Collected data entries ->
________

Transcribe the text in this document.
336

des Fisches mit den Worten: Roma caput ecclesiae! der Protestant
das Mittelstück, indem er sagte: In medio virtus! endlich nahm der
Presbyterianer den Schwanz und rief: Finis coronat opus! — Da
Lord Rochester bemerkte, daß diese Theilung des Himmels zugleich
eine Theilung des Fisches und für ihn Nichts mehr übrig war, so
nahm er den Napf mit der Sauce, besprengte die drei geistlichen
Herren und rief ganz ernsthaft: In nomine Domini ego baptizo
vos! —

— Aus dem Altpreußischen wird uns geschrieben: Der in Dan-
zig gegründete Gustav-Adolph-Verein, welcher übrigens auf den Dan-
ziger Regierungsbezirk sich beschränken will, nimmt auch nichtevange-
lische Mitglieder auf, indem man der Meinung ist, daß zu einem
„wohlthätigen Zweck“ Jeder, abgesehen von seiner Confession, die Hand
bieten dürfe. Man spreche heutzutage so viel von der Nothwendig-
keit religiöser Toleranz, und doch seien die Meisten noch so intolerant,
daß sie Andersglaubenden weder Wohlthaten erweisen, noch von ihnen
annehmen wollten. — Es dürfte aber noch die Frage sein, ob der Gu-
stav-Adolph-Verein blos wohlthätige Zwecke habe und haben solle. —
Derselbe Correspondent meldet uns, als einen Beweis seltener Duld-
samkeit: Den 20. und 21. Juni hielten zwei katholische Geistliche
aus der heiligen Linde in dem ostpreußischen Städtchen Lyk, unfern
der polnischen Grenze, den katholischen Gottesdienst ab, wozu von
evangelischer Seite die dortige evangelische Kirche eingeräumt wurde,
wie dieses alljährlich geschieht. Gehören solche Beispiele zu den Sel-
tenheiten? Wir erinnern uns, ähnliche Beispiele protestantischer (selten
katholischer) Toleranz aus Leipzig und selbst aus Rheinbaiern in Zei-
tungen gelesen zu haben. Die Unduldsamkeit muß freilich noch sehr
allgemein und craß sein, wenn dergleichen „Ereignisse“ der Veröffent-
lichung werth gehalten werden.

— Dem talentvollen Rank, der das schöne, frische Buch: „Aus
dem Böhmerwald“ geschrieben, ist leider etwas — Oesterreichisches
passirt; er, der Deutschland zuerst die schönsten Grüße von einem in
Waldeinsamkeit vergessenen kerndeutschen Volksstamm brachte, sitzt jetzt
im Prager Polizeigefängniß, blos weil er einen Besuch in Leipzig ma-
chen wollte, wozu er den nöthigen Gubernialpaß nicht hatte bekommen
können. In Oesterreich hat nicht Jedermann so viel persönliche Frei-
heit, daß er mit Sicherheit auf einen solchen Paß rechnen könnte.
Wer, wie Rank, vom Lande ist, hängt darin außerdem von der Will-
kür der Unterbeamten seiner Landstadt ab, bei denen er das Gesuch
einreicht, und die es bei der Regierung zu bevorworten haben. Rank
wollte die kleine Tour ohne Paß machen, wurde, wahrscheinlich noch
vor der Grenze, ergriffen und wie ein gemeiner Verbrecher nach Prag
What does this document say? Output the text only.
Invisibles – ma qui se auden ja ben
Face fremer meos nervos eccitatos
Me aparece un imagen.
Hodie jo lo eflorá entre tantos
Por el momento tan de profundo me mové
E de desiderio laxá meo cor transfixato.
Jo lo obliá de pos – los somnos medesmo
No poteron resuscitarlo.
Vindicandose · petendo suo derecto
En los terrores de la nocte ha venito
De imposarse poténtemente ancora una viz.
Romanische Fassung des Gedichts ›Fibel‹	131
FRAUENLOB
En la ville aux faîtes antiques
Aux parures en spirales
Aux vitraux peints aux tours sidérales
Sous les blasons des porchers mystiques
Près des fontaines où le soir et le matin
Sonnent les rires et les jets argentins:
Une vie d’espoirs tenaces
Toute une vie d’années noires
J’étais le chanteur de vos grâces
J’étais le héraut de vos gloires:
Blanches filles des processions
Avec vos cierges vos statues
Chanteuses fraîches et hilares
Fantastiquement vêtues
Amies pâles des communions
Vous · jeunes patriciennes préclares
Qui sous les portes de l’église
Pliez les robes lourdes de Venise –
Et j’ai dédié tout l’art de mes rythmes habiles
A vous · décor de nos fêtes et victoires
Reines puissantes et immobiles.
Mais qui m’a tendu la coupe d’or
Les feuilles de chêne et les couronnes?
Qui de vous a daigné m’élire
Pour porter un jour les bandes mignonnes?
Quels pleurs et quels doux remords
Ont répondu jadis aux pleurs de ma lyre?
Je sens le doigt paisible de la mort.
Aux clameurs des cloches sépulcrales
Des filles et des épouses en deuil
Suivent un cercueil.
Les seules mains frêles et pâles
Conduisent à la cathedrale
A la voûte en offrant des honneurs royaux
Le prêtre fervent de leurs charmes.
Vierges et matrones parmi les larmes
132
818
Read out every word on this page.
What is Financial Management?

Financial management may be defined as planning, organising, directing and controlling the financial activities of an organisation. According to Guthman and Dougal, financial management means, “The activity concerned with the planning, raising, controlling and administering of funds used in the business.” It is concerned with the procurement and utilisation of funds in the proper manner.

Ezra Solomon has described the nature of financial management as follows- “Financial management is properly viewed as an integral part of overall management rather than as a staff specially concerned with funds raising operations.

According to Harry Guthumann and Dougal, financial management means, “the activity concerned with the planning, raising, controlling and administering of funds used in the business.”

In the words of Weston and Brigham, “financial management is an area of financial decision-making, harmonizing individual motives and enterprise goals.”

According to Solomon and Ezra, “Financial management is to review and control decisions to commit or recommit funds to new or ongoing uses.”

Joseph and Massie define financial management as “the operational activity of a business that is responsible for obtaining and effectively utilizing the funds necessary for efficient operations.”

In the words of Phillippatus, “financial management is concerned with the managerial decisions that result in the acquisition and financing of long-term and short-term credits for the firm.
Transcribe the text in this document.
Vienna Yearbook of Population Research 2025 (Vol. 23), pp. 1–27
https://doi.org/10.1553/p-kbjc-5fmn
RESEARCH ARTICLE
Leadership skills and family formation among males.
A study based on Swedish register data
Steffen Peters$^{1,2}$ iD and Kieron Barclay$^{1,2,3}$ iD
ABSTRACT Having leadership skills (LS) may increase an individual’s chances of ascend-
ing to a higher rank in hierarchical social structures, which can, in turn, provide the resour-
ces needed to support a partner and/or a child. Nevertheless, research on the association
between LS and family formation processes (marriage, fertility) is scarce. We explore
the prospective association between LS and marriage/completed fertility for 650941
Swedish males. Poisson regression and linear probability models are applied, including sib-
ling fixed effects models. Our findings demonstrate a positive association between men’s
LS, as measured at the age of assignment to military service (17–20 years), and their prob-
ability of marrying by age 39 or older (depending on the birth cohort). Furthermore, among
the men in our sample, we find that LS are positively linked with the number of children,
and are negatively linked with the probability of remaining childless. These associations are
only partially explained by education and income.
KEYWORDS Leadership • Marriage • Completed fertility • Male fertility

________

Exercise goal ->
State how many lines of the listing hold the string "only"; reply with the number and nothing else.

Full answer ->
2